### DO THIS:
Copy all lines holding the word "холодного" from the entries.

### SUPPLIED RECORDS:
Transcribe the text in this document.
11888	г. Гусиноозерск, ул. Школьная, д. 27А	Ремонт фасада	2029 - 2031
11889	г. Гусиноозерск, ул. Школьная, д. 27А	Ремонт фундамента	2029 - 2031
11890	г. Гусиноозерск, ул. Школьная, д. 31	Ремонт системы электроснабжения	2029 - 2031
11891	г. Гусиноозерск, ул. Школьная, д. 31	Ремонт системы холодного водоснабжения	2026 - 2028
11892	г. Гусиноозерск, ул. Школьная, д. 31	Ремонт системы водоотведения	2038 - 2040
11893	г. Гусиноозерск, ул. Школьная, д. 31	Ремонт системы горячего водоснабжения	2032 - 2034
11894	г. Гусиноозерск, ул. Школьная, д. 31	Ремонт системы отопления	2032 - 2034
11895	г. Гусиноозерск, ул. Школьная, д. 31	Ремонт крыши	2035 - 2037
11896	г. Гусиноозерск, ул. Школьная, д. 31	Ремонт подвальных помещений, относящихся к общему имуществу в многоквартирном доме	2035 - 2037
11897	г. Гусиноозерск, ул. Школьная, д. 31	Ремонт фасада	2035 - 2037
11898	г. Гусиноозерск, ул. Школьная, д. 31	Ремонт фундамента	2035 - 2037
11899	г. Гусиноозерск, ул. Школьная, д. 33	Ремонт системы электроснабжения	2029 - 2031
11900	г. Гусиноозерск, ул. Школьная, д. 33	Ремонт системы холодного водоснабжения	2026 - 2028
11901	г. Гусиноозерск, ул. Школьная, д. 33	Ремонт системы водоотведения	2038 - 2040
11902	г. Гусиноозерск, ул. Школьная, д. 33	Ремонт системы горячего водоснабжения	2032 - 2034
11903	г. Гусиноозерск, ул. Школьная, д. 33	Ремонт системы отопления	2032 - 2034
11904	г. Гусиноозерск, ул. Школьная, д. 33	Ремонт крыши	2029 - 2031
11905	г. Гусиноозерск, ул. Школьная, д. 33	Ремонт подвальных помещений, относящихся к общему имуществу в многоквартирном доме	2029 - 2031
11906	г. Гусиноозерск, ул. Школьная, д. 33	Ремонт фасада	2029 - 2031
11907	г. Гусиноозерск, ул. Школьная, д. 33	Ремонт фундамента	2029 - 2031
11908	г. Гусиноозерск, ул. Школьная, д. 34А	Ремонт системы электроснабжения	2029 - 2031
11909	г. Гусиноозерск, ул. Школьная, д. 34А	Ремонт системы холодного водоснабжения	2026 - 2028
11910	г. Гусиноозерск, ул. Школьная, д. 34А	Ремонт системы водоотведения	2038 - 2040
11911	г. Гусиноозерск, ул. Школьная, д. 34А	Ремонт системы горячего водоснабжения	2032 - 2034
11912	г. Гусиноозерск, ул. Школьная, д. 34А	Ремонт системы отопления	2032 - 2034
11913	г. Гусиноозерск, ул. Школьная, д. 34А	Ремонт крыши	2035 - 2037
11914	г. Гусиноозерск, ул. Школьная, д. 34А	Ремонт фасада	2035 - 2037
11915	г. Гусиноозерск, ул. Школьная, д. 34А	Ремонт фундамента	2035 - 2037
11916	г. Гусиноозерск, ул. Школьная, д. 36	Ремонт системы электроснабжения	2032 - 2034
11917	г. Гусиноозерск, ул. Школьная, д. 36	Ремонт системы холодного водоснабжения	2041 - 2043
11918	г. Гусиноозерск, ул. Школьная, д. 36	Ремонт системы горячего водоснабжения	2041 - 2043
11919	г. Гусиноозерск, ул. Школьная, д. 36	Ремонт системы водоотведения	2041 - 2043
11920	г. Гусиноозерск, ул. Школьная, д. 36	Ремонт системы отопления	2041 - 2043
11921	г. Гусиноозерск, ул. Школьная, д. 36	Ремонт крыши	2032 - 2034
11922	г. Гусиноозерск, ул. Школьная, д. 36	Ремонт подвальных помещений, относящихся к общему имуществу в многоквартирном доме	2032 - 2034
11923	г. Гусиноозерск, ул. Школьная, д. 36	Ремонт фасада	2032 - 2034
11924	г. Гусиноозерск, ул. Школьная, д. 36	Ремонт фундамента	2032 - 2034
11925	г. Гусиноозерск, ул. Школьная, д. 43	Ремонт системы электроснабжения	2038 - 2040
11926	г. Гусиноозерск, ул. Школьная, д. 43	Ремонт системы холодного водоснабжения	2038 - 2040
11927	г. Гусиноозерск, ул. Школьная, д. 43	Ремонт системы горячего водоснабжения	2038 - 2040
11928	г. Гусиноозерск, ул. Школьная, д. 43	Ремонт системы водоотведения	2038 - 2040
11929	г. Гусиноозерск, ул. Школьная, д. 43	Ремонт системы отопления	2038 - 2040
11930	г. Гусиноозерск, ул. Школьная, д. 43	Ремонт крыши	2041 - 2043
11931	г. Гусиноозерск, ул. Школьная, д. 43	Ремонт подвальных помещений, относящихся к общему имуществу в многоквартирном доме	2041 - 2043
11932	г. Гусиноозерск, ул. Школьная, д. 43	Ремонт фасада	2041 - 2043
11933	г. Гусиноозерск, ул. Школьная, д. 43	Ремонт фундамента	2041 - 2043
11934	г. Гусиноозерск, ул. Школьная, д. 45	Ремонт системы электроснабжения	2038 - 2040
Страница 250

### WRITTEN RESPONSE:
11891	г. Гусиноозерск, ул. Школьная, д. 31	Ремонт системы холодного водоснабжения	2026 - 2028
11900	г. Гусиноозерск, ул. Школьная, д. 33	Ремонт системы холодного водоснабжения	2026 - 2028
11909	г. Гусиноозерск, ул. Школьная, д. 34А	Ремонт системы холодного водоснабжения	2026 - 2028
11917	г. Гусиноозерск, ул. Школьная, д. 36	Ремонт системы холодного водоснабжения	2041 - 2043
11926	г. Гусиноозерск, ул. Школьная, д. 43	Ремонт системы холодного водоснабжения	2038 - 2040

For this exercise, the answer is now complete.